- **TASK TO CARRY OUT**: Locate every line in the records below that contains the word "text", and copy each one.

Rows from a dataset:
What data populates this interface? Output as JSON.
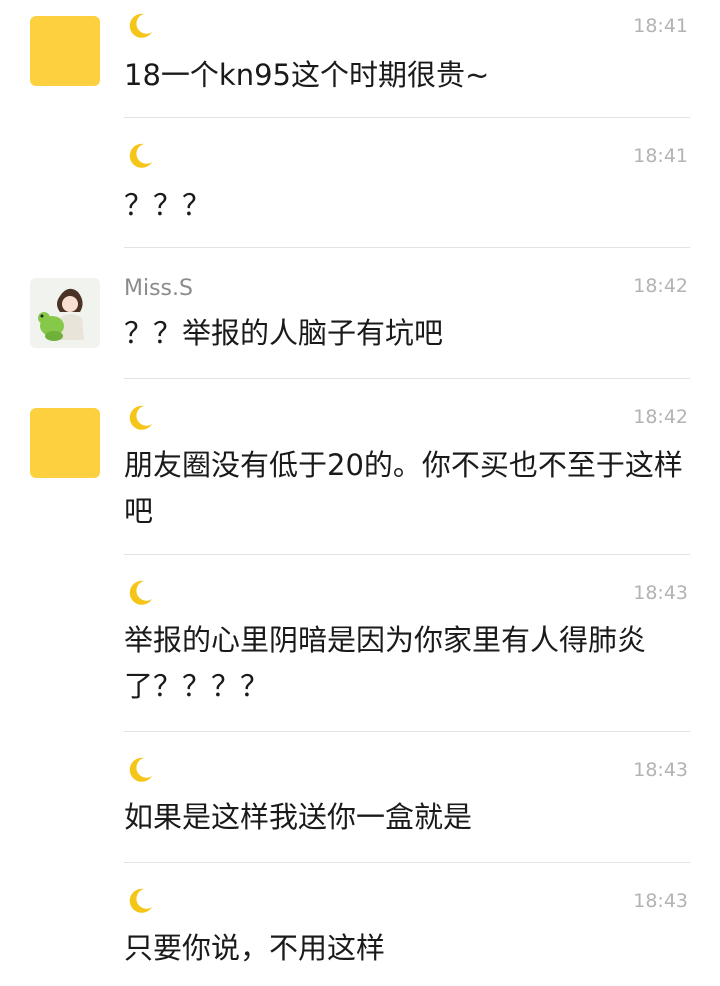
{
  "messages": [
    {
      "sender": "moon",
      "time": "18:41",
      "text": "18一个kn95这个时期很贵~"
    },
    {
      "sender": "moon",
      "time": "18:41",
      "text": "？？？"
    },
    {
      "sender": "Miss.S",
      "time": "18:42",
      "text": "？？举报的人脑子有坑吧"
    },
    {
      "sender": "moon",
      "time": "18:42",
      "text": "朋友圈没有低于20的。你不买也不至于这样吧"
    },
    {
      "sender": "moon",
      "time": "18:43",
      "text": "举报的心里阴暗是因为你家里有人得肺炎了？？？？"
    },
    {
      "sender": "moon",
      "time": "18:43",
      "text": "如果是这样我送你一盒就是"
    },
    {
      "sender": "moon",
      "time": "18:43",
      "text": "只要你说，不用这样"
    }
  ],
  "colors": {
    "avatar_yellow": "#fdd040",
    "moon": "#f5c518",
    "timestamp": "#b3b3b3",
    "divider": "#e3e3e3"
  }
}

- **TASK RESULT**:
      "text": "18一个kn95这个时期很贵~"
      "text": "？？？"
      "text": "？？举报的人脑子有坑吧"
      "text": "朋友圈没有低于20的。你不买也不至于这样吧"
      "text": "举报的心里阴暗是因为你家里有人得肺炎了？？？？"
      "text": "如果是这样我送你一盒就是"
      "text": "只要你说，不用这样"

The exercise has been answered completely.